→ Work to do
Can you arrange the listing below as a JSON list of strings, with one string for each line and blank lines left out? Leave the pictures out of your answer.
# # # # #
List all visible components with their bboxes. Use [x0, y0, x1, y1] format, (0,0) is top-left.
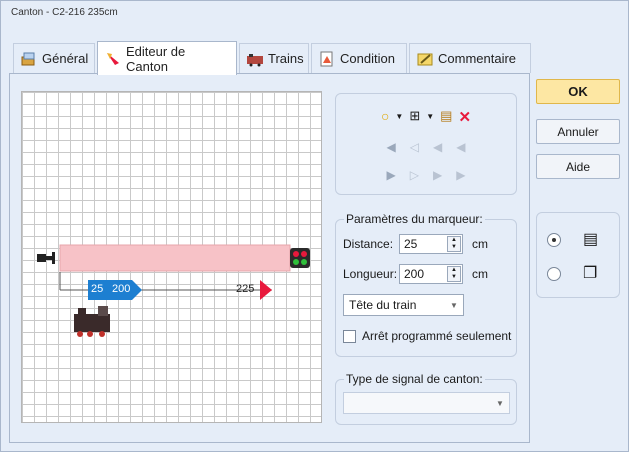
distance-label: Distance: [343, 237, 394, 251]
length-unit: cm [472, 267, 488, 281]
train-icon [74, 306, 110, 337]
trains-icon [246, 51, 264, 67]
signal-type-select[interactable]: ▼ [343, 392, 510, 414]
nav-last-icon[interactable]: ▶ [456, 168, 465, 182]
signal-icon [290, 248, 310, 268]
window-title: Canton - C2-216 235cm [11, 7, 118, 18]
position-select[interactable]: Tête du train ▼ [343, 294, 464, 316]
circle-marker-icon[interactable]: ○ [381, 108, 389, 126]
nav-next-icon[interactable]: ▶ [387, 168, 396, 182]
group-label: Type de signal de canton: [344, 372, 485, 386]
stack-view-icon: ❐ [583, 265, 598, 282]
red-marker [260, 280, 272, 300]
view-list-radio[interactable] [547, 233, 561, 247]
tab-label: Trains [268, 51, 304, 66]
properties-icon[interactable]: ▤ [440, 108, 452, 126]
spin-buttons-icon[interactable]: ▲ ▼ [447, 266, 461, 282]
checkbox-label: Arrêt programmé seulement [362, 329, 512, 343]
view-stack-radio[interactable] [547, 267, 561, 281]
tab-editeur-de-canton[interactable]: Editeur de Canton [97, 41, 237, 75]
position-value: Tête du train [349, 298, 417, 312]
nav-last-left-icon[interactable]: ◀ [456, 140, 465, 154]
tab-label: Editeur de Canton [126, 43, 186, 74]
editor-icon [104, 51, 122, 67]
tab-commentaire[interactable]: Commentaire [409, 43, 531, 73]
dropdown-arrow-icon[interactable]: ▼ [426, 108, 434, 126]
help-button[interactable]: Aide [536, 154, 620, 179]
move-icon[interactable]: ⊞ [409, 108, 420, 126]
list-view-icon: ▤ [583, 231, 599, 248]
comment-icon [416, 51, 434, 67]
tab-label: Condition [340, 51, 395, 66]
nav-prev2-icon[interactable]: ◀ [433, 140, 442, 154]
canton-track [59, 244, 291, 272]
nav-next3-icon[interactable]: ▶ [433, 168, 442, 182]
buffer-stop-icon [37, 252, 55, 264]
general-icon [20, 51, 38, 67]
view-options-group: ▤ ❐ [536, 212, 620, 298]
tab-general[interactable]: Général [13, 43, 95, 73]
marker-params-group: Paramètres du marqueur: Distance: 25 ▲ ▼ … [335, 212, 517, 357]
tab-condition[interactable]: Condition [311, 43, 407, 73]
tab-trains[interactable]: Trains [239, 43, 309, 73]
tab-label: Commentaire [438, 51, 517, 66]
nav-prev-icon[interactable]: ◁ [410, 140, 419, 154]
tab-label: Général [42, 51, 89, 66]
cancel-button[interactable]: Annuler [536, 119, 620, 144]
ok-button[interactable]: OK [536, 79, 620, 104]
chevron-down-icon: ▼ [496, 398, 504, 408]
signal-type-group: Type de signal de canton: ▼ [335, 372, 517, 425]
dialog-window: Canton - C2-216 235cm Général Editeur de… [0, 0, 629, 452]
group-label: Paramètres du marqueur: [344, 212, 485, 226]
length-label: Longueur: [343, 267, 398, 281]
length-field[interactable]: 200 ▲ ▼ [399, 264, 463, 284]
spin-buttons-icon[interactable]: ▲ ▼ [447, 236, 461, 252]
distance-unit: cm [472, 237, 488, 251]
delete-icon[interactable]: ✕ [458, 108, 471, 126]
dropdown-arrow-icon[interactable]: ▼ [395, 108, 403, 126]
nav-first-icon[interactable]: ◀ [387, 140, 396, 154]
length-value: 200 [404, 267, 425, 281]
nav-next2-icon[interactable]: ▷ [410, 168, 419, 182]
canvas-drawing [37, 244, 310, 337]
marker-label-25: 25 [91, 283, 104, 295]
distance-field[interactable]: 25 ▲ ▼ [399, 234, 463, 254]
condition-icon [318, 51, 336, 67]
canton-canvas[interactable]: 25 200 225 [21, 91, 322, 423]
marker-label-200: 200 [112, 283, 131, 295]
distance-value: 25 [404, 237, 418, 251]
marker-toolbar: ○ ▼ ⊞ ▼ ▤ ✕ ◀ ◁ ◀ ◀ ▶ ▷ ▶ ▶ [335, 93, 517, 195]
chevron-down-icon: ▼ [450, 300, 458, 310]
marker-label-225: 225 [236, 283, 255, 295]
scheduled-stop-checkbox[interactable] [343, 330, 356, 343]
# # # # #
→ Task answer
[
  "List all visible components with their bboxes. Use [x0, y0, x1, y1] format, (0,0) is top-left.",
  "distance-label: Distance: [343, 237, 394, 251]",
  "length-unit: cm [472, 267, 488, 281]",
  "train-icon [74, 306, 110, 337]",
  "trains-icon [246, 51, 264, 67]",
  "signal-type-select[interactable]: ▼ [343, 392, 510, 414]",
  "nav-last-icon[interactable]: ▶ [456, 168, 465, 182]",
  "signal-icon [290, 248, 310, 268]",
  "window-title: Canton - C2-216 235cm [11, 7, 118, 18]",
  "position-select[interactable]: Tête du train ▼ [343, 294, 464, 316]",
  "circle-marker-icon[interactable]: ○ [381, 108, 389, 126]",
  "nav-next-icon[interactable]: ▶ [387, 168, 396, 182]",
  "group-label: Type de signal de canton: [344, 372, 485, 386]",
  "stack-view-icon: ❐ [583, 265, 598, 282]",
  "red-marker [260, 280, 272, 300]",
  "view-list-radio[interactable] [547, 233, 561, 247]",
  "tab-label: Trains [268, 51, 304, 66]",
  "properties-icon[interactable]: ▤ [440, 108, 452, 126]",
  "spin-buttons-icon[interactable]: ▲ ▼ [447, 266, 461, 282]",
  "checkbox-label: Arrêt programmé seulement [362, 329, 512, 343]",
  "view-stack-radio[interactable] [547, 267, 561, 281]",
  "tab-editeur-de-canton[interactable]: Editeur de Canton [97, 41, 237, 75]",
  "position-value: Tête du train [349, 298, 417, 312]",
  "nav-last-left-icon[interactable]: ◀ [456, 140, 465, 154]",
  "tab-label: Editeur de Canton [126, 43, 186, 74]",
  "editor-icon [104, 51, 122, 67]",
  "tab-commentaire[interactable]: Commentaire [409, 43, 531, 73]",
  "dropdown-arrow-icon[interactable]: ▼ [426, 108, 434, 126]",
  "help-button[interactable]: Aide [536, 154, 620, 179]",
  "move-icon[interactable]: ⊞ [409, 108, 420, 126]",
  "list-view-icon: ▤ [583, 231, 599, 248]",
  "comment-icon [416, 51, 434, 67]",
  "tab-label: Condition [340, 51, 395, 66]",
  "nav-prev2-icon[interactable]: ◀ [433, 140, 442, 154]",
  "canton-track [59, 244, 291, 272]",
  "nav-next3-icon[interactable]: ▶ [433, 168, 442, 182]",
  "buffer-stop-icon [37, 252, 55, 264]",
  "general-icon [20, 51, 38, 67]",
  "view-options-group: ▤ ❐ [536, 212, 620, 298]",
  "tab-general[interactable]: Général [13, 43, 95, 73]",
  "marker-params-group: Paramètres du marqueur: Distance: 25 ▲ ▼ … [335, 212, 517, 357]",
  "tab-condition[interactable]: Condition [311, 43, 407, 73]",
  "tab-trains[interactable]: Trains [239, 43, 309, 73]",
  "tab-label: Commentaire [438, 51, 517, 66]",
  "nav-prev-icon[interactable]: ◁ [410, 140, 419, 154]",
  "tab-label: Général [42, 51, 89, 66]",
  "cancel-button[interactable]: Annuler [536, 119, 620, 144]",
  "ok-button[interactable]: OK [536, 79, 620, 104]",
  "chevron-down-icon: ▼ [496, 398, 504, 408]",
  "signal-type-group: Type de signal de canton: ▼ [335, 372, 517, 425]",
  "dialog-window: Canton - C2-216 235cm Général Editeur de… [0, 0, 629, 452]",
  "group-label: Paramètres du marqueur: [344, 212, 485, 226]",
  "length-label: Longueur: [343, 267, 398, 281]",
  "length-field[interactable]: 200 ▲ ▼ [399, 264, 463, 284]",
  "spin-buttons-icon[interactable]: ▲ ▼ [447, 236, 461, 252]",
  "distance-unit: cm [472, 237, 488, 251]",
  "delete-icon[interactable]: ✕ [458, 108, 471, 126]",
  "dropdown-arrow-icon[interactable]: ▼ [395, 108, 403, 126]",
  "nav-first-icon[interactable]: ◀ [387, 140, 396, 154]",
  "length-value: 200 [404, 267, 425, 281]",
  "nav-next2-icon[interactable]: ▷ [410, 168, 419, 182]",
  "canvas-drawing [37, 244, 310, 337]",
  "marker-label-25: 25 [91, 283, 104, 295]",
  "distance-field[interactable]: 25 ▲ ▼ [399, 234, 463, 254]",
  "condition-icon [318, 51, 336, 67]",
  "canton-canvas[interactable]: 25 200 225 [21, 91, 322, 423]",
  "marker-label-200: 200 [112, 283, 131, 295]",
  "distance-value: 25 [404, 237, 418, 251]",
  "marker-toolbar: ○ ▼ ⊞ ▼ ▤ ✕ ◀ ◁ ◀ ◀ ▶ ▷ ▶ ▶ [335, 93, 517, 195]",
  "chevron-down-icon: ▼ [450, 300, 458, 310]",
  "marker-label-225: 225 [236, 283, 255, 295]",
  "scheduled-stop-checkbox[interactable] [343, 330, 356, 343]"
]